(Entries from a dataset)
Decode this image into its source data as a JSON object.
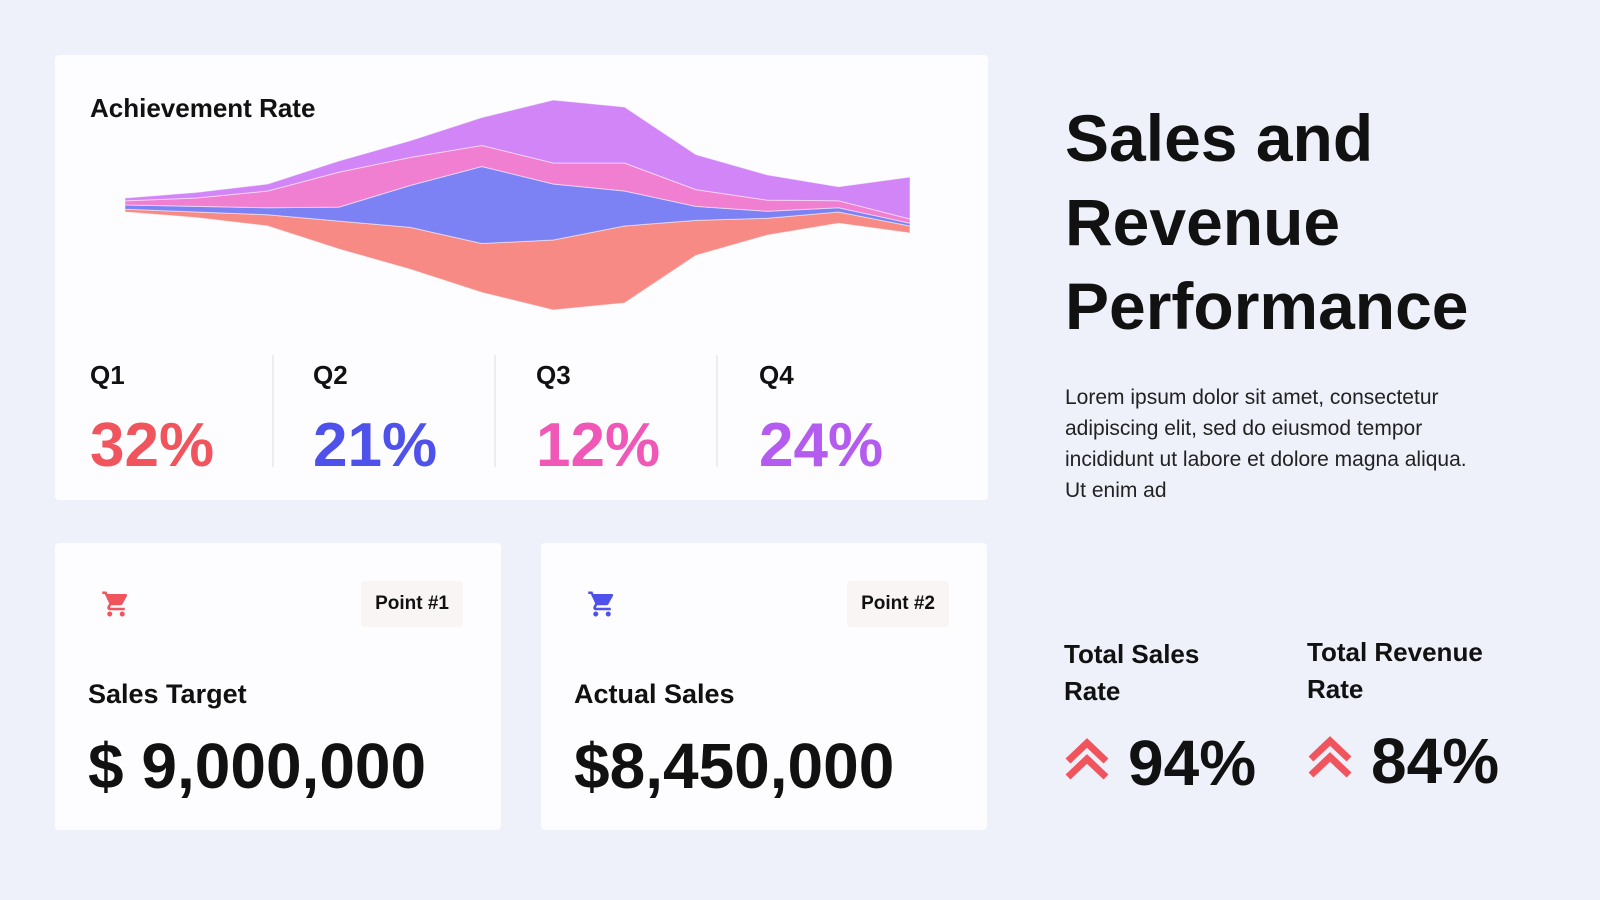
{
  "chart_data": {
    "type": "stream",
    "title": "Achievement Rate",
    "series": [
      {
        "color": "#f88a86",
        "values": [
          2,
          4,
          8,
          20,
          30,
          35,
          50,
          55,
          25,
          12,
          8,
          5
        ]
      },
      {
        "color": "#7c82f4",
        "values": [
          3,
          4,
          5,
          10,
          30,
          55,
          40,
          25,
          10,
          5,
          3,
          2
        ]
      },
      {
        "color": "#f07fd2",
        "values": [
          3,
          6,
          12,
          25,
          20,
          15,
          15,
          20,
          12,
          8,
          5,
          3
        ]
      },
      {
        "color": "#d185f7",
        "values": [
          2,
          4,
          5,
          8,
          12,
          20,
          45,
          40,
          25,
          18,
          10,
          30
        ]
      }
    ]
  },
  "quarters": [
    {
      "label": "Q1",
      "value": "32%",
      "color": "#f0545c"
    },
    {
      "label": "Q2",
      "value": "21%",
      "color": "#4f52ea"
    },
    {
      "label": "Q3",
      "value": "12%",
      "color": "#f058b8"
    },
    {
      "label": "Q4",
      "value": "24%",
      "color": "#b45cf0"
    }
  ],
  "header": {
    "title": "Sales and Revenue Performance",
    "body": "Lorem ipsum dolor sit amet, consectetur adipiscing elit, sed do eiusmod tempor incididunt ut labore et dolore magna aliqua. Ut enim ad"
  },
  "cards": [
    {
      "badge": "Point #1",
      "label": "Sales Target",
      "value": "$ 9,000,000",
      "icon_color": "#f0545c"
    },
    {
      "badge": "Point #2",
      "label": "Actual Sales",
      "value": "$8,450,000",
      "icon_color": "#4f52ea"
    }
  ],
  "rates": [
    {
      "label": "Total Sales Rate",
      "value": "94%"
    },
    {
      "label": "Total Revenue Rate",
      "value": "84%"
    }
  ]
}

● **WRITTEN EXERCISE**
Pictures are not part of the copy; reproduce everything else in the records exactly.

● **RESULT**
Decode this image into its source data as a JSON object.
{
  "chart_data": {
    "type": "stream",
    "title": "Achievement Rate",
    "series": [
      {
        "color": "#f88a86",
        "values": [
          2,
          4,
          8,
          20,
          30,
          35,
          50,
          55,
          25,
          12,
          8,
          5
        ]
      },
      {
        "color": "#7c82f4",
        "values": [
          3,
          4,
          5,
          10,
          30,
          55,
          40,
          25,
          10,
          5,
          3,
          2
        ]
      },
      {
        "color": "#f07fd2",
        "values": [
          3,
          6,
          12,
          25,
          20,
          15,
          15,
          20,
          12,
          8,
          5,
          3
        ]
      },
      {
        "color": "#d185f7",
        "values": [
          2,
          4,
          5,
          8,
          12,
          20,
          45,
          40,
          25,
          18,
          10,
          30
        ]
      }
    ]
  },
  "quarters": [
    {
      "label": "Q1",
      "value": "32%",
      "color": "#f0545c"
    },
    {
      "label": "Q2",
      "value": "21%",
      "color": "#4f52ea"
    },
    {
      "label": "Q3",
      "value": "12%",
      "color": "#f058b8"
    },
    {
      "label": "Q4",
      "value": "24%",
      "color": "#b45cf0"
    }
  ],
  "header": {
    "title": "Sales and Revenue Performance",
    "body": "Lorem ipsum dolor sit amet, consectetur adipiscing elit, sed do eiusmod tempor incididunt ut labore et dolore magna aliqua. Ut enim ad"
  },
  "cards": [
    {
      "badge": "Point #1",
      "label": "Sales Target",
      "value": "$ 9,000,000",
      "icon_color": "#f0545c"
    },
    {
      "badge": "Point #2",
      "label": "Actual Sales",
      "value": "$8,450,000",
      "icon_color": "#4f52ea"
    }
  ],
  "rates": [
    {
      "label": "Total Sales Rate",
      "value": "94%"
    },
    {
      "label": "Total Revenue Rate",
      "value": "84%"
    }
  ]
}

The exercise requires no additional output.